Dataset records
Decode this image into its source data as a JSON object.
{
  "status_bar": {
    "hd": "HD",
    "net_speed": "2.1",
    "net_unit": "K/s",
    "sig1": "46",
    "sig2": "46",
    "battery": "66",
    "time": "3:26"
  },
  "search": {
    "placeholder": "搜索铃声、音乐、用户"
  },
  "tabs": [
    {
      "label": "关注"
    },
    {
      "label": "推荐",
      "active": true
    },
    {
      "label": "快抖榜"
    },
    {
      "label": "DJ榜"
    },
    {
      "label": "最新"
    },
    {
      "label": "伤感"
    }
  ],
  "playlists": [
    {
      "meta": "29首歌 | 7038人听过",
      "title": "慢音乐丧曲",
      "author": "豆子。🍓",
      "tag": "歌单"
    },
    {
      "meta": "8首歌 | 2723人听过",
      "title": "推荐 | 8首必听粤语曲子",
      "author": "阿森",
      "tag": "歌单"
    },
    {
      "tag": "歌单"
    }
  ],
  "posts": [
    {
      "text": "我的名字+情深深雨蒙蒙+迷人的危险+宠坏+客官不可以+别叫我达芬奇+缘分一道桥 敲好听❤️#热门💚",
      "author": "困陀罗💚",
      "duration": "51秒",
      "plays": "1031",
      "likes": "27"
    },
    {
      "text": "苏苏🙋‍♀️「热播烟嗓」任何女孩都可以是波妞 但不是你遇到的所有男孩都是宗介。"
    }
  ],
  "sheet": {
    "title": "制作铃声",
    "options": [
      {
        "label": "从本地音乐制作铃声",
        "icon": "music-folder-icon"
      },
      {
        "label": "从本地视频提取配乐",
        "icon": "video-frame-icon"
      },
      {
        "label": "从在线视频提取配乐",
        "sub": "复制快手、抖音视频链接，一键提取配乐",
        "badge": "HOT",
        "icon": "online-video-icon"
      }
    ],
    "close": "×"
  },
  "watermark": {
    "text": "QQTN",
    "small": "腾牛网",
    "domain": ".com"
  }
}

| REQUIRED TASK |
Using the material above, copy every line in which the string "title" occurs.

| RESULT OF THE TASK |
      "title": "慢音乐丧曲",
      "title": "推荐 | 8首必听粤语曲子",
    "title": "制作铃声",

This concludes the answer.